____ Extracted records
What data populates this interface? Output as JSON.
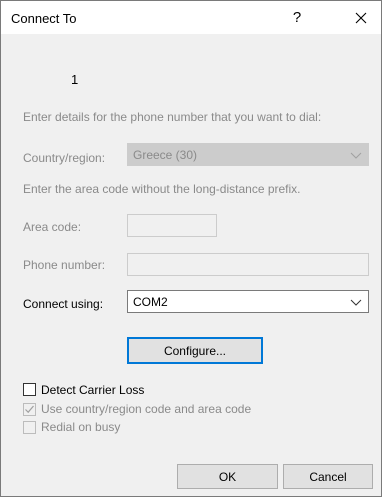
{
  "window": {
    "title": "Connect To",
    "help_label": "?"
  },
  "connection": {
    "name": "1"
  },
  "form": {
    "instruction": "Enter details for the phone number that you want to dial:",
    "country_label": "Country/region:",
    "country_value": "Greece (30)",
    "area_instruction": "Enter the area code without the long-distance prefix.",
    "area_label": "Area code:",
    "area_value": "",
    "phone_label": "Phone number:",
    "phone_value": "",
    "connect_using_label": "Connect using:",
    "connect_using_value": "COM2",
    "configure_label": "Configure..."
  },
  "options": {
    "detect_carrier_loss": {
      "label": "Detect Carrier Loss",
      "checked": false,
      "enabled": true
    },
    "use_country_code": {
      "label": "Use country/region code and area code",
      "checked": true,
      "enabled": false
    },
    "redial_on_busy": {
      "label": "Redial on busy",
      "checked": false,
      "enabled": false
    }
  },
  "buttons": {
    "ok": "OK",
    "cancel": "Cancel"
  },
  "colors": {
    "focus_border": "#0078d7",
    "disabled_text": "#8a8a8a"
  },
  "icons": {
    "close": "close-icon",
    "dropdown": "chevron-down-icon",
    "check": "checkmark-icon"
  }
}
________
- Short problem
Pictures in the records should not appear in your copy, but everything else must be transcribed exactly.

- The response
What data populates this interface? Output as JSON.
{
  "window": {
    "title": "Connect To",
    "help_label": "?"
  },
  "connection": {
    "name": "1"
  },
  "form": {
    "instruction": "Enter details for the phone number that you want to dial:",
    "country_label": "Country/region:",
    "country_value": "Greece (30)",
    "area_instruction": "Enter the area code without the long-distance prefix.",
    "area_label": "Area code:",
    "area_value": "",
    "phone_label": "Phone number:",
    "phone_value": "",
    "connect_using_label": "Connect using:",
    "connect_using_value": "COM2",
    "configure_label": "Configure..."
  },
  "options": {
    "detect_carrier_loss": {
      "label": "Detect Carrier Loss",
      "checked": false,
      "enabled": true
    },
    "use_country_code": {
      "label": "Use country/region code and area code",
      "checked": true,
      "enabled": false
    },
    "redial_on_busy": {
      "label": "Redial on busy",
      "checked": false,
      "enabled": false
    }
  },
  "buttons": {
    "ok": "OK",
    "cancel": "Cancel"
  },
  "colors": {
    "focus_border": "#0078d7",
    "disabled_text": "#8a8a8a"
  },
  "icons": {
    "close": "close-icon",
    "dropdown": "chevron-down-icon",
    "check": "checkmark-icon"
  }
}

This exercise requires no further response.